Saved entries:
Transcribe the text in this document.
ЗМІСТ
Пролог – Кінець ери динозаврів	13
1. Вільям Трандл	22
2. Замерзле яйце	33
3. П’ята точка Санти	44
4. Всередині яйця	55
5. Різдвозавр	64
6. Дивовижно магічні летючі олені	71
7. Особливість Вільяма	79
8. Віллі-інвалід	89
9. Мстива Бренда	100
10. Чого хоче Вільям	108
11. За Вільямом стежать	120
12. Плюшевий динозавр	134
...
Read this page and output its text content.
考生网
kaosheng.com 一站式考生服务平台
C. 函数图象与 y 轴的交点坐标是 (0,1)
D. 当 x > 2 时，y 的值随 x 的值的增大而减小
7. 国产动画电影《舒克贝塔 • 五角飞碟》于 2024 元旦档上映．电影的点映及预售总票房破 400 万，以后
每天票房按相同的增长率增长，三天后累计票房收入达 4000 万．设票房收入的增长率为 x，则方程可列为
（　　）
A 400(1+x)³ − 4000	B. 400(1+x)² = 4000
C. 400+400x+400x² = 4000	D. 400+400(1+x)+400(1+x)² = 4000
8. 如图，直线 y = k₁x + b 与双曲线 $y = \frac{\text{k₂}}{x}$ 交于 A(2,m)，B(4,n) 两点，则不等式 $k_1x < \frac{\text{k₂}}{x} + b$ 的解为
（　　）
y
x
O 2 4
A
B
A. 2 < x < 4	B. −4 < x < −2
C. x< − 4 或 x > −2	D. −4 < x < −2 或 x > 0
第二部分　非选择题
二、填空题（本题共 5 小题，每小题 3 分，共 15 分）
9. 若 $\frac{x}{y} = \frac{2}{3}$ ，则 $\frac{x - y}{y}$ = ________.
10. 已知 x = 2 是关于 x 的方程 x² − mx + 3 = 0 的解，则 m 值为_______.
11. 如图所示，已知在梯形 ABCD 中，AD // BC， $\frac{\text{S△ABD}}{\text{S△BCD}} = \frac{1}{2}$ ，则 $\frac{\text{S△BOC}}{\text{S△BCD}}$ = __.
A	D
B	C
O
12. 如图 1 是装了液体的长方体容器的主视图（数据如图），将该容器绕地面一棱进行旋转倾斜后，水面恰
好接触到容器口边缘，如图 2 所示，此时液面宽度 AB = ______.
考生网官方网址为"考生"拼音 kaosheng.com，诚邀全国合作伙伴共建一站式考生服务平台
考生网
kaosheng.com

** TASK REQUIREMENTS **
Work out how many lines in the entries hold the string "frac". Your answer should consist solely of that number.

** SOLUTION TO THE PROBLEM **
3